Output the data below in full, character for character.

[Begin]

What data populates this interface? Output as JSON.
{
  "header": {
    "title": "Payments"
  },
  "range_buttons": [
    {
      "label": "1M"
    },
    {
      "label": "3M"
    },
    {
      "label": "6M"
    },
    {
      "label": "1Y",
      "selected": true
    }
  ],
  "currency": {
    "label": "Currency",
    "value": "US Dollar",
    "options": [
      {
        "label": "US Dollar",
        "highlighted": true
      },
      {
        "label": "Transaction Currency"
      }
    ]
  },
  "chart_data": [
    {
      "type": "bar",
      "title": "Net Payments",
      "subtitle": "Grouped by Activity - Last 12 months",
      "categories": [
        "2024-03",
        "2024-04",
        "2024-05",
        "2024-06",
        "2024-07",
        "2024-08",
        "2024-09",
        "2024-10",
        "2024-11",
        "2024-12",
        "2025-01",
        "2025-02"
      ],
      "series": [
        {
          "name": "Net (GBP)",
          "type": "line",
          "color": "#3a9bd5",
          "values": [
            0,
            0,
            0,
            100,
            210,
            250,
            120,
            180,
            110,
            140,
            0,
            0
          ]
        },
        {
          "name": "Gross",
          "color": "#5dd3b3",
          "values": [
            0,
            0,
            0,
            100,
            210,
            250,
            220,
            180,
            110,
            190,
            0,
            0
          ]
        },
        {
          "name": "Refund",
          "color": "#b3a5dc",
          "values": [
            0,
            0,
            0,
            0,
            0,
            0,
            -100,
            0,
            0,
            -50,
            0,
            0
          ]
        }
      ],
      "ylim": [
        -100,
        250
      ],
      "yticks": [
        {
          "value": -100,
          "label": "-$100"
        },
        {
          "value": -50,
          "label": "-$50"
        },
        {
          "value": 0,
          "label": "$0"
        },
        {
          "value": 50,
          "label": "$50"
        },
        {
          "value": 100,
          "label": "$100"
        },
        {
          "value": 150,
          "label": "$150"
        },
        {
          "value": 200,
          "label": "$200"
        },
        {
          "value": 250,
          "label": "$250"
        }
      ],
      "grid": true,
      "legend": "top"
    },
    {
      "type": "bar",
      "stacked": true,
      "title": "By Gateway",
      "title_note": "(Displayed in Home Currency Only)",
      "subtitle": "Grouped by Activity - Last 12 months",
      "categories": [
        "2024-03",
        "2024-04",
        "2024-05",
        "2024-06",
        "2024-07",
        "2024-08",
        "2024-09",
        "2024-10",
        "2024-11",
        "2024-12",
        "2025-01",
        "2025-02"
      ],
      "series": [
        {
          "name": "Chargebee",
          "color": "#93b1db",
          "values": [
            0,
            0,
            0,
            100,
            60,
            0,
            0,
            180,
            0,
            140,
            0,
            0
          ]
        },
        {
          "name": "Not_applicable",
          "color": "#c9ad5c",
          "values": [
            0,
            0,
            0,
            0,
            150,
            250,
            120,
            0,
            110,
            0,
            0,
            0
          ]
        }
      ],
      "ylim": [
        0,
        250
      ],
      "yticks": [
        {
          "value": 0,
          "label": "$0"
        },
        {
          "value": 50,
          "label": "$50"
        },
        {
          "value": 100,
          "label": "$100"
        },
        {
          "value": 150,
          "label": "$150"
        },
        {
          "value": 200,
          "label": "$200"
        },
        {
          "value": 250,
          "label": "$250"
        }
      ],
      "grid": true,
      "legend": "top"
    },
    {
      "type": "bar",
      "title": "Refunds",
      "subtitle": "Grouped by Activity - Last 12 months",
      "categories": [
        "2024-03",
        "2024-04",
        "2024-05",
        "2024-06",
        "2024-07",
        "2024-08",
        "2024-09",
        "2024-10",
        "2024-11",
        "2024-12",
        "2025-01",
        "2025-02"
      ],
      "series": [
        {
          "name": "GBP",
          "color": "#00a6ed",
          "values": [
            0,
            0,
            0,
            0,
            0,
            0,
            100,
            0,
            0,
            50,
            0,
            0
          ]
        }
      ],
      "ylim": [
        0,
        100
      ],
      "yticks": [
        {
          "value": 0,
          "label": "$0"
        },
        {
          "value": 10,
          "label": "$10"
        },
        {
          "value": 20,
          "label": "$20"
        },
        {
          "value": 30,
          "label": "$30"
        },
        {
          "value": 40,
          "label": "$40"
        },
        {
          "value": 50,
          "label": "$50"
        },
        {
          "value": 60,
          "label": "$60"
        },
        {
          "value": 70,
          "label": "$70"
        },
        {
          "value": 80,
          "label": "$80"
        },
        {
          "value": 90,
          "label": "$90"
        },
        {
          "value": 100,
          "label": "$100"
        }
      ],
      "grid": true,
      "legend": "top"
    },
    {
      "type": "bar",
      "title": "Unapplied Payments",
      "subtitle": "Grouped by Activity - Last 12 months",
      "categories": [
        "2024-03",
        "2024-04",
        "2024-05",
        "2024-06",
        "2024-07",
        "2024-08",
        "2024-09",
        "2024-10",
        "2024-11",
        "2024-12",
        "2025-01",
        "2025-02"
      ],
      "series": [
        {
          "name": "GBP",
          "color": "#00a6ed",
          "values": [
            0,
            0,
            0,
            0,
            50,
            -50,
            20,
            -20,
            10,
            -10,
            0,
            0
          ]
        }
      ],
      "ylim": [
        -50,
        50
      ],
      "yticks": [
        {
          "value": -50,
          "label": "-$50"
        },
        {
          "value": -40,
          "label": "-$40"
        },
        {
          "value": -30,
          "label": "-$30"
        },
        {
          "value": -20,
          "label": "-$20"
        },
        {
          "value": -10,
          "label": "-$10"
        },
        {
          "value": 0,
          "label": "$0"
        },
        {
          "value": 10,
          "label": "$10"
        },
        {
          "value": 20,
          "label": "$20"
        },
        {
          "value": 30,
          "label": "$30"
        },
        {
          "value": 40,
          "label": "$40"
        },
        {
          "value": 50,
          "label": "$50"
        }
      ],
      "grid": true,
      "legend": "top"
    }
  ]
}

[End]

_COMPLETE OUTPUT_
What data populates this interface? Output as JSON.
{
  "header": {
    "title": "Payments"
  },
  "range_buttons": [
    {
      "label": "1M"
    },
    {
      "label": "3M"
    },
    {
      "label": "6M"
    },
    {
      "label": "1Y",
      "selected": true
    }
  ],
  "currency": {
    "label": "Currency",
    "value": "US Dollar",
    "options": [
      {
        "label": "US Dollar",
        "highlighted": true
      },
      {
        "label": "Transaction Currency"
      }
    ]
  },
  "chart_data": [
    {
      "type": "bar",
      "title": "Net Payments",
      "subtitle": "Grouped by Activity - Last 12 months",
      "categories": [
        "2024-03",
        "2024-04",
        "2024-05",
        "2024-06",
        "2024-07",
        "2024-08",
        "2024-09",
        "2024-10",
        "2024-11",
        "2024-12",
        "2025-01",
        "2025-02"
      ],
      "series": [
        {
          "name": "Net (GBP)",
          "type": "line",
          "color": "#3a9bd5",
          "values": [
            0,
            0,
            0,
            100,
            210,
            250,
            120,
            180,
            110,
            140,
            0,
            0
          ]
        },
        {
          "name": "Gross",
          "color": "#5dd3b3",
          "values": [
            0,
            0,
            0,
            100,
            210,
            250,
            220,
            180,
            110,
            190,
            0,
            0
          ]
        },
        {
          "name": "Refund",
          "color": "#b3a5dc",
          "values": [
            0,
            0,
            0,
            0,
            0,
            0,
            -100,
            0,
            0,
            -50,
            0,
            0
          ]
        }
      ],
      "ylim": [
        -100,
        250
      ],
      "yticks": [
        {
          "value": -100,
          "label": "-$100"
        },
        {
          "value": -50,
          "label": "-$50"
        },
        {
          "value": 0,
          "label": "$0"
        },
        {
          "value": 50,
          "label": "$50"
        },
        {
          "value": 100,
          "label": "$100"
        },
        {
          "value": 150,
          "label": "$150"
        },
        {
          "value": 200,
          "label": "$200"
        },
        {
          "value": 250,
          "label": "$250"
        }
      ],
      "grid": true,
      "legend": "top"
    },
    {
      "type": "bar",
      "stacked": true,
      "title": "By Gateway",
      "title_note": "(Displayed in Home Currency Only)",
      "subtitle": "Grouped by Activity - Last 12 months",
      "categories": [
        "2024-03",
        "2024-04",
        "2024-05",
        "2024-06",
        "2024-07",
        "2024-08",
        "2024-09",
        "2024-10",
        "2024-11",
        "2024-12",
        "2025-01",
        "2025-02"
      ],
      "series": [
        {
          "name": "Chargebee",
          "color": "#93b1db",
          "values": [
            0,
            0,
            0,
            100,
            60,
            0,
            0,
            180,
            0,
            140,
            0,
            0
          ]
        },
        {
          "name": "Not_applicable",
          "color": "#c9ad5c",
          "values": [
            0,
            0,
            0,
            0,
            150,
            250,
            120,
            0,
            110,
            0,
            0,
            0
          ]
        }
      ],
      "ylim": [
        0,
        250
      ],
      "yticks": [
        {
          "value": 0,
          "label": "$0"
        },
        {
          "value": 50,
          "label": "$50"
        },
        {
          "value": 100,
          "label": "$100"
        },
        {
          "value": 150,
          "label": "$150"
        },
        {
          "value": 200,
          "label": "$200"
        },
        {
          "value": 250,
          "label": "$250"
        }
      ],
      "grid": true,
      "legend": "top"
    },
    {
      "type": "bar",
      "title": "Refunds",
      "subtitle": "Grouped by Activity - Last 12 months",
      "categories": [
        "2024-03",
        "2024-04",
        "2024-05",
        "2024-06",
        "2024-07",
        "2024-08",
        "2024-09",
        "2024-10",
        "2024-11",
        "2024-12",
        "2025-01",
        "2025-02"
      ],
      "series": [
        {
          "name": "GBP",
          "color": "#00a6ed",
          "values": [
            0,
            0,
            0,
            0,
            0,
            0,
            100,
            0,
            0,
            50,
            0,
            0
          ]
        }
      ],
      "ylim": [
        0,
        100
      ],
      "yticks": [
        {
          "value": 0,
          "label": "$0"
        },
        {
          "value": 10,
          "label": "$10"
        },
        {
          "value": 20,
          "label": "$20"
        },
        {
          "value": 30,
          "label": "$30"
        },
        {
          "value": 40,
          "label": "$40"
        },
        {
          "value": 50,
          "label": "$50"
        },
        {
          "value": 60,
          "label": "$60"
        },
        {
          "value": 70,
          "label": "$70"
        },
        {
          "value": 80,
          "label": "$80"
        },
        {
          "value": 90,
          "label": "$90"
        },
        {
          "value": 100,
          "label": "$100"
        }
      ],
      "grid": true,
      "legend": "top"
    },
    {
      "type": "bar",
      "title": "Unapplied Payments",
      "subtitle": "Grouped by Activity - Last 12 months",
      "categories": [
        "2024-03",
        "2024-04",
        "2024-05",
        "2024-06",
        "2024-07",
        "2024-08",
        "2024-09",
        "2024-10",
        "2024-11",
        "2024-12",
        "2025-01",
        "2025-02"
      ],
      "series": [
        {
          "name": "GBP",
          "color": "#00a6ed",
          "values": [
            0,
            0,
            0,
            0,
            50,
            -50,
            20,
            -20,
            10,
            -10,
            0,
            0
          ]
        }
      ],
      "ylim": [
        -50,
        50
      ],
      "yticks": [
        {
          "value": -50,
          "label": "-$50"
        },
        {
          "value": -40,
          "label": "-$40"
        },
        {
          "value": -30,
          "label": "-$30"
        },
        {
          "value": -20,
          "label": "-$20"
        },
        {
          "value": -10,
          "label": "-$10"
        },
        {
          "value": 0,
          "label": "$0"
        },
        {
          "value": 10,
          "label": "$10"
        },
        {
          "value": 20,
          "label": "$20"
        },
        {
          "value": 30,
          "label": "$30"
        },
        {
          "value": 40,
          "label": "$40"
        },
        {
          "value": 50,
          "label": "$50"
        }
      ],
      "grid": true,
      "legend": "top"
    }
  ]
}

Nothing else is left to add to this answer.